Challenge:
Quote the lines from the line holding "Extract the structured data from this chart" to the very end of the listing, exactly, and no others.

(Items from a data source)
____

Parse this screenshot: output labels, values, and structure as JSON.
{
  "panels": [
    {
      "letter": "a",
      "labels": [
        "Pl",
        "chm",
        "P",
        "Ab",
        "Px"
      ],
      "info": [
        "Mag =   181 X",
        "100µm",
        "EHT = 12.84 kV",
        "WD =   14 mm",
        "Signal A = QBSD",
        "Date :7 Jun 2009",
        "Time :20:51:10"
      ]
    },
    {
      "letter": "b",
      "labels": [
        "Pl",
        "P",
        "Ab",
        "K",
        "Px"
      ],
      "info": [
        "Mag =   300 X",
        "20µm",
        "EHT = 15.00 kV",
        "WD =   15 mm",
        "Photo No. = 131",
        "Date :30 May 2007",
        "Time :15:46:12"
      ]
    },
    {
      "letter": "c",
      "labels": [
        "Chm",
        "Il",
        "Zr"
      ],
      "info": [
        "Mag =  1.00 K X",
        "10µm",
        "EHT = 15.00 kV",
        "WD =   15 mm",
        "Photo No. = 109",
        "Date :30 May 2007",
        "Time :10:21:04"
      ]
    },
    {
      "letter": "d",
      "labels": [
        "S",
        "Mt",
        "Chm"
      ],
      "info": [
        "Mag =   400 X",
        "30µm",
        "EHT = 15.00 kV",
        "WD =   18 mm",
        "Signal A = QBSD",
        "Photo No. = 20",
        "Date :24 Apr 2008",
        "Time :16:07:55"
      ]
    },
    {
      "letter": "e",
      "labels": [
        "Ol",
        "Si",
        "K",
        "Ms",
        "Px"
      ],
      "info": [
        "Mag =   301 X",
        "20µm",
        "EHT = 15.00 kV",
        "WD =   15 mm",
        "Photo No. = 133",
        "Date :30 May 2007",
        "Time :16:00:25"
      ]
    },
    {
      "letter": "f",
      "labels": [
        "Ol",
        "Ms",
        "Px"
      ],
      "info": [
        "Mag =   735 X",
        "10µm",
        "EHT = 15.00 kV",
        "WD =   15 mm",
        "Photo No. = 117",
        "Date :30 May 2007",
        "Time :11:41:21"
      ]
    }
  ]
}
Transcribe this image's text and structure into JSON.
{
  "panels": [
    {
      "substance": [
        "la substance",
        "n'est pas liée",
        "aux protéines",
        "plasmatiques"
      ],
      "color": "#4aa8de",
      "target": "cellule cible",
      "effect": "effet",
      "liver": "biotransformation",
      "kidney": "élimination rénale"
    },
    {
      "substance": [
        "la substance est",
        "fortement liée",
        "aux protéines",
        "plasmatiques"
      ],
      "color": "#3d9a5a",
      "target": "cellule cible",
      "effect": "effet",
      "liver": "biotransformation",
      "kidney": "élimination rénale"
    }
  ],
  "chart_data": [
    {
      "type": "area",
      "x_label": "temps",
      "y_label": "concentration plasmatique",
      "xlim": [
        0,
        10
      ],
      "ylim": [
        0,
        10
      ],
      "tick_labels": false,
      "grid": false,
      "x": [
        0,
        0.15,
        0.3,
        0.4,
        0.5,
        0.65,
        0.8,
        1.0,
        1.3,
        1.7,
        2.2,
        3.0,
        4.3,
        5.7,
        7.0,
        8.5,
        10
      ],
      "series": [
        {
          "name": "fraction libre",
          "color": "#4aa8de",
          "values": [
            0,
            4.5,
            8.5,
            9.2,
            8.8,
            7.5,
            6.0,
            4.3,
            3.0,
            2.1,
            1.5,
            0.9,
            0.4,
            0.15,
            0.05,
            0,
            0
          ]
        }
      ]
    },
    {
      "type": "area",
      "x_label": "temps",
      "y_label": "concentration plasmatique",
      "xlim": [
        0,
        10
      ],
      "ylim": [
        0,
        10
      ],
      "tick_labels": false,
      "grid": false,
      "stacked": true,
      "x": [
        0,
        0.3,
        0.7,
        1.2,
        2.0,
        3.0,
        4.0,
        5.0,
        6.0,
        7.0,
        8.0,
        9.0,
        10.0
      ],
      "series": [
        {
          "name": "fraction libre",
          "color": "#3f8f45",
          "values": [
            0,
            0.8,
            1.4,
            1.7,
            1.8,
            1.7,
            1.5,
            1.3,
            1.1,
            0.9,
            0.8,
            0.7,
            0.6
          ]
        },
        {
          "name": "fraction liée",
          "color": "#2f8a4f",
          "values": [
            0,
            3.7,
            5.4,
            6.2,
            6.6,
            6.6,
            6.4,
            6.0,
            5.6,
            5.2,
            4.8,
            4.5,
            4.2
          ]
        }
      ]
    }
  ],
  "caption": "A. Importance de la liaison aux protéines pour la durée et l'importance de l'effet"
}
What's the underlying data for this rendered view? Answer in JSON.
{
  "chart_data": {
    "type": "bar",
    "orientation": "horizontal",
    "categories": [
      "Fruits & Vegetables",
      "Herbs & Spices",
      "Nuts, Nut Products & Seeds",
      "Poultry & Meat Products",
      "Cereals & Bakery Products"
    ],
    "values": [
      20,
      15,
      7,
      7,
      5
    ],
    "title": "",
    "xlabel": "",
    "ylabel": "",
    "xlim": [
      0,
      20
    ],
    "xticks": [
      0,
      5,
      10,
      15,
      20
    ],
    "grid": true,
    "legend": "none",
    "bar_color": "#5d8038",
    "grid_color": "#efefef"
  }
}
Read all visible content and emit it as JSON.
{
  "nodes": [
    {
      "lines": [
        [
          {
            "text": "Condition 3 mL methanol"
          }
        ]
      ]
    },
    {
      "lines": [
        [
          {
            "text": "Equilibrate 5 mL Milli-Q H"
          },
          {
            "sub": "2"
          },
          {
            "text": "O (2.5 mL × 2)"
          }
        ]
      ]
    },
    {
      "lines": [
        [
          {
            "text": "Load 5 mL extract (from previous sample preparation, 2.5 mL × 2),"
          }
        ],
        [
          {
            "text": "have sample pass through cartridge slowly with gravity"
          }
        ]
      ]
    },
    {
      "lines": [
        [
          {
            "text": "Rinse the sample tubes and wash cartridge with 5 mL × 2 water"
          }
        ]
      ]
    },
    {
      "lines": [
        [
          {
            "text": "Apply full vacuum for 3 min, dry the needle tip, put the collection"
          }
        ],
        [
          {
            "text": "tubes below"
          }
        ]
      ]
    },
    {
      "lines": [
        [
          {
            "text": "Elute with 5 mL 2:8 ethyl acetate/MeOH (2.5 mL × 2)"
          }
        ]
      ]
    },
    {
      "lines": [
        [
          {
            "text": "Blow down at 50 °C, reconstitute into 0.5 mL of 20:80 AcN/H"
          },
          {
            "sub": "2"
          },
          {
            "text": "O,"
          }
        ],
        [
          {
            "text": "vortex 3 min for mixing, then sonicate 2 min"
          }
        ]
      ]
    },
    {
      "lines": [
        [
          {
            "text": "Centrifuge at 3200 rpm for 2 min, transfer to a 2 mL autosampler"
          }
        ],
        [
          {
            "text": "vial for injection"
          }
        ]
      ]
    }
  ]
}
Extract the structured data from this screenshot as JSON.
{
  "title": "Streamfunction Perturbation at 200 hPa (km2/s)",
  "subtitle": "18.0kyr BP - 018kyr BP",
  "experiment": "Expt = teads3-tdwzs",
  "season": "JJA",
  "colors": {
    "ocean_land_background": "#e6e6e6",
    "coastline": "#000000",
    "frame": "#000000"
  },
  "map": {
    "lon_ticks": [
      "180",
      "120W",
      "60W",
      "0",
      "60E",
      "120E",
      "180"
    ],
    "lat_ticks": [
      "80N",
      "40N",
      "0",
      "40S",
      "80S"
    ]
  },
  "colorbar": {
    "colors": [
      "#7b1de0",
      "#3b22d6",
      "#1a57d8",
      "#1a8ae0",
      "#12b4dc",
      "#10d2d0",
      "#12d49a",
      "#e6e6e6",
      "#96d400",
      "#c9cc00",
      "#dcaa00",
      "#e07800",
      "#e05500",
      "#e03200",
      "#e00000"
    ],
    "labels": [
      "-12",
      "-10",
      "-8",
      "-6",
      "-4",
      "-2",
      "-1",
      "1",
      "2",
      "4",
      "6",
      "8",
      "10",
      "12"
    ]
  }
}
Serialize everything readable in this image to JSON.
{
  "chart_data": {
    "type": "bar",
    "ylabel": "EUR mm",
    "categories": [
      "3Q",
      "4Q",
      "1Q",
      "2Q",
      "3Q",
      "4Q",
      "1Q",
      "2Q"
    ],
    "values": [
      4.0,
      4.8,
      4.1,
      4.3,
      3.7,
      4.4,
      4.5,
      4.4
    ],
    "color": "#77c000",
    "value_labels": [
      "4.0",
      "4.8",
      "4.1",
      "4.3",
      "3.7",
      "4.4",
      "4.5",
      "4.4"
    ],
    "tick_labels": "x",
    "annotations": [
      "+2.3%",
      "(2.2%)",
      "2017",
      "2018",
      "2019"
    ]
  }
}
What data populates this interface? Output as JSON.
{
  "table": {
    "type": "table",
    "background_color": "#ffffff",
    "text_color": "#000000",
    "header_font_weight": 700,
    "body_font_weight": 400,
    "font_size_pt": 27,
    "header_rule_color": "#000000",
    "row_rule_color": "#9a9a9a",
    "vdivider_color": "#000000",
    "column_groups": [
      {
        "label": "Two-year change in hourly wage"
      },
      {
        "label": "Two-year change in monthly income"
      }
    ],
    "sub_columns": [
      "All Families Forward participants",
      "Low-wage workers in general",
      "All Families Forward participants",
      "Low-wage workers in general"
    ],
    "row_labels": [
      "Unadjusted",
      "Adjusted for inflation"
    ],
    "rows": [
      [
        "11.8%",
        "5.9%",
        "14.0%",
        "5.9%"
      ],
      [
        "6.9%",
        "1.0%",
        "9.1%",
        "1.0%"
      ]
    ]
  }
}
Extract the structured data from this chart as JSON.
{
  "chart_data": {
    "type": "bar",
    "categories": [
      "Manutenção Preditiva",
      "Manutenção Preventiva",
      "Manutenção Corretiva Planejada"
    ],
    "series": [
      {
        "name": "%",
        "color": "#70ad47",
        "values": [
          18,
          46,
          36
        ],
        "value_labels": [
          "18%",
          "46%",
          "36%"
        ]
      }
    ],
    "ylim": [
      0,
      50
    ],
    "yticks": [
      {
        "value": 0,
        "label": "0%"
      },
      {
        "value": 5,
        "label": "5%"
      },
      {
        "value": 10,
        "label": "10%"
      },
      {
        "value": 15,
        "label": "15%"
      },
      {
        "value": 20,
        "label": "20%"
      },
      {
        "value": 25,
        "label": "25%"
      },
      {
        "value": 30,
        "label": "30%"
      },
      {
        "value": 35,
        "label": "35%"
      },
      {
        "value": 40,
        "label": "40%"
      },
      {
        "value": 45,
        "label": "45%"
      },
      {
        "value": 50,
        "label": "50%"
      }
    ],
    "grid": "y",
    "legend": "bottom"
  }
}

____

Output of the exercise:
Extract the structured data from this chart as JSON.
{
  "chart_data": {
    "type": "bar",
    "categories": [
      "Manutenção Preditiva",
      "Manutenção Preventiva",
      "Manutenção Corretiva Planejada"
    ],
    "series": [
      {
        "name": "%",
        "color": "#70ad47",
        "values": [
          18,
          46,
          36
        ],
        "value_labels": [
          "18%",
          "46%",
          "36%"
        ]
      }
    ],
    "ylim": [
      0,
      50
    ],
    "yticks": [
      {
        "value": 0,
        "label": "0%"
      },
      {
        "value": 5,
        "label": "5%"
      },
      {
        "value": 10,
        "label": "10%"
      },
      {
        "value": 15,
        "label": "15%"
      },
      {
        "value": 20,
        "label": "20%"
      },
      {
        "value": 25,
        "label": "25%"
      },
      {
        "value": 30,
        "label": "30%"
      },
      {
        "value": 35,
        "label": "35%"
      },
      {
        "value": 40,
        "label": "40%"
      },
      {
        "value": 45,
        "label": "45%"
      },
      {
        "value": 50,
        "label": "50%"
      }
    ],
    "grid": "y",
    "legend": "bottom"
  }
}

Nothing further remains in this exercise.